---------- Exercise data
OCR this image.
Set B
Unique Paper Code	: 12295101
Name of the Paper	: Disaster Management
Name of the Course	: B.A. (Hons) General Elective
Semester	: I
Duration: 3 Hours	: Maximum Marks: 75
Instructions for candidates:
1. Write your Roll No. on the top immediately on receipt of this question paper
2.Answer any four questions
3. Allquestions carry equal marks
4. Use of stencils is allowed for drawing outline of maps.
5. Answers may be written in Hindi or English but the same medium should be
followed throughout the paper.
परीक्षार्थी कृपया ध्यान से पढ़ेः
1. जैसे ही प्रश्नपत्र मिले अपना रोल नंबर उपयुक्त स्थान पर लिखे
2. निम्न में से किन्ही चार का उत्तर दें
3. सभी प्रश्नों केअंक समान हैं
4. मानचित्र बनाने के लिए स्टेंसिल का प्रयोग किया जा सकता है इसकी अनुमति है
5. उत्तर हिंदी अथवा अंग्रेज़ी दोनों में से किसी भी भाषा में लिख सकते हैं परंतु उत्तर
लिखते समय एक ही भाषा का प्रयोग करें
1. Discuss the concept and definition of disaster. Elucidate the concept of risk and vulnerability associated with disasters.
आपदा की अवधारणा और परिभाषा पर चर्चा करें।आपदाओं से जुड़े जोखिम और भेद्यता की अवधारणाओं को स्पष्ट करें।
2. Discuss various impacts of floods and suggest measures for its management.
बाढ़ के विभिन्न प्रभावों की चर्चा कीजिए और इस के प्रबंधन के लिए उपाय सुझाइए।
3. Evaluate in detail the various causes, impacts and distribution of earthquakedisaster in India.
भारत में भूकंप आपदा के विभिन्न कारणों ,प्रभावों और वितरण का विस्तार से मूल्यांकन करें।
--------------------
• Job:
Lines containing the word "Name" are to be counted in the listing; state their number alone.

• Result for this exercise:
2